■ **GIVEN TASK**: Your task is to print all of the material verbatim.

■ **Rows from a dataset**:
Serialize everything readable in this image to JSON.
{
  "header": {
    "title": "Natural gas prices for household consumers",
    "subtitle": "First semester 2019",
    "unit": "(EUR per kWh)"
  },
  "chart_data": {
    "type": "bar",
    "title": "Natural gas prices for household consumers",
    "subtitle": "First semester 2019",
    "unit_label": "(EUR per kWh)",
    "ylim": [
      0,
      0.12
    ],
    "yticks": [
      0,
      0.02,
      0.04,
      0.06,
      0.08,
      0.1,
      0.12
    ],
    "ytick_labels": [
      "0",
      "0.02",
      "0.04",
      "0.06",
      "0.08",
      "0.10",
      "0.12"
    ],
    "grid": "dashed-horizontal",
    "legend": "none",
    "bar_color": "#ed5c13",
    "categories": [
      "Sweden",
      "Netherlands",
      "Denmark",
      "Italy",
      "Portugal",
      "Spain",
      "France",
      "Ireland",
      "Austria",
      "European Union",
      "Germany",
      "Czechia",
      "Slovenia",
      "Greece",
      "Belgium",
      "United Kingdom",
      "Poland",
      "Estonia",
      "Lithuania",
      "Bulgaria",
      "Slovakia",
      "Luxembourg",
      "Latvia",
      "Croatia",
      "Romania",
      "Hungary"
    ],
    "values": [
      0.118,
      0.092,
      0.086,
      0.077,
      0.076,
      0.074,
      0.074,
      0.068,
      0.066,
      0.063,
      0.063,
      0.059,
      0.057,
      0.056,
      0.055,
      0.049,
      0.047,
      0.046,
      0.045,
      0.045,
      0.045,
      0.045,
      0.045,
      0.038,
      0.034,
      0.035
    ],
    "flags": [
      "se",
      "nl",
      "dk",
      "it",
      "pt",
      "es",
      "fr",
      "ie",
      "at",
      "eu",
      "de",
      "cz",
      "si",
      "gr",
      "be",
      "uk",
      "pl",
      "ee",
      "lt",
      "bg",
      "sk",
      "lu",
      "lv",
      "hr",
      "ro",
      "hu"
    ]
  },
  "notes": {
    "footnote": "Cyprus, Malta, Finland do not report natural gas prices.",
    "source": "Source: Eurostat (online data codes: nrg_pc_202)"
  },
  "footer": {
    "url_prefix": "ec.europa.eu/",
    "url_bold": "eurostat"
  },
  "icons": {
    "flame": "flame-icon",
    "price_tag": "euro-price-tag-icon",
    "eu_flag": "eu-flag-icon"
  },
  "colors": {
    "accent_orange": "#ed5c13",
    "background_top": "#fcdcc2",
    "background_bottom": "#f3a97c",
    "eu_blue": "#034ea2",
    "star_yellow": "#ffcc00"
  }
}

■ **FINISHED ANSWER**:
Serialize everything readable in this image to JSON.
{
  "header": {
    "title": "Natural gas prices for household consumers",
    "subtitle": "First semester 2019",
    "unit": "(EUR per kWh)"
  },
  "chart_data": {
    "type": "bar",
    "title": "Natural gas prices for household consumers",
    "subtitle": "First semester 2019",
    "unit_label": "(EUR per kWh)",
    "ylim": [
      0,
      0.12
    ],
    "yticks": [
      0,
      0.02,
      0.04,
      0.06,
      0.08,
      0.1,
      0.12
    ],
    "ytick_labels": [
      "0",
      "0.02",
      "0.04",
      "0.06",
      "0.08",
      "0.10",
      "0.12"
    ],
    "grid": "dashed-horizontal",
    "legend": "none",
    "bar_color": "#ed5c13",
    "categories": [
      "Sweden",
      "Netherlands",
      "Denmark",
      "Italy",
      "Portugal",
      "Spain",
      "France",
      "Ireland",
      "Austria",
      "European Union",
      "Germany",
      "Czechia",
      "Slovenia",
      "Greece",
      "Belgium",
      "United Kingdom",
      "Poland",
      "Estonia",
      "Lithuania",
      "Bulgaria",
      "Slovakia",
      "Luxembourg",
      "Latvia",
      "Croatia",
      "Romania",
      "Hungary"
    ],
    "values": [
      0.118,
      0.092,
      0.086,
      0.077,
      0.076,
      0.074,
      0.074,
      0.068,
      0.066,
      0.063,
      0.063,
      0.059,
      0.057,
      0.056,
      0.055,
      0.049,
      0.047,
      0.046,
      0.045,
      0.045,
      0.045,
      0.045,
      0.045,
      0.038,
      0.034,
      0.035
    ],
    "flags": [
      "se",
      "nl",
      "dk",
      "it",
      "pt",
      "es",
      "fr",
      "ie",
      "at",
      "eu",
      "de",
      "cz",
      "si",
      "gr",
      "be",
      "uk",
      "pl",
      "ee",
      "lt",
      "bg",
      "sk",
      "lu",
      "lv",
      "hr",
      "ro",
      "hu"
    ]
  },
  "notes": {
    "footnote": "Cyprus, Malta, Finland do not report natural gas prices.",
    "source": "Source: Eurostat (online data codes: nrg_pc_202)"
  },
  "footer": {
    "url_prefix": "ec.europa.eu/",
    "url_bold": "eurostat"
  },
  "icons": {
    "flame": "flame-icon",
    "price_tag": "euro-price-tag-icon",
    "eu_flag": "eu-flag-icon"
  },
  "colors": {
    "accent_orange": "#ed5c13",
    "background_top": "#fcdcc2",
    "background_bottom": "#f3a97c",
    "eu_blue": "#034ea2",
    "star_yellow": "#ffcc00"
  }
}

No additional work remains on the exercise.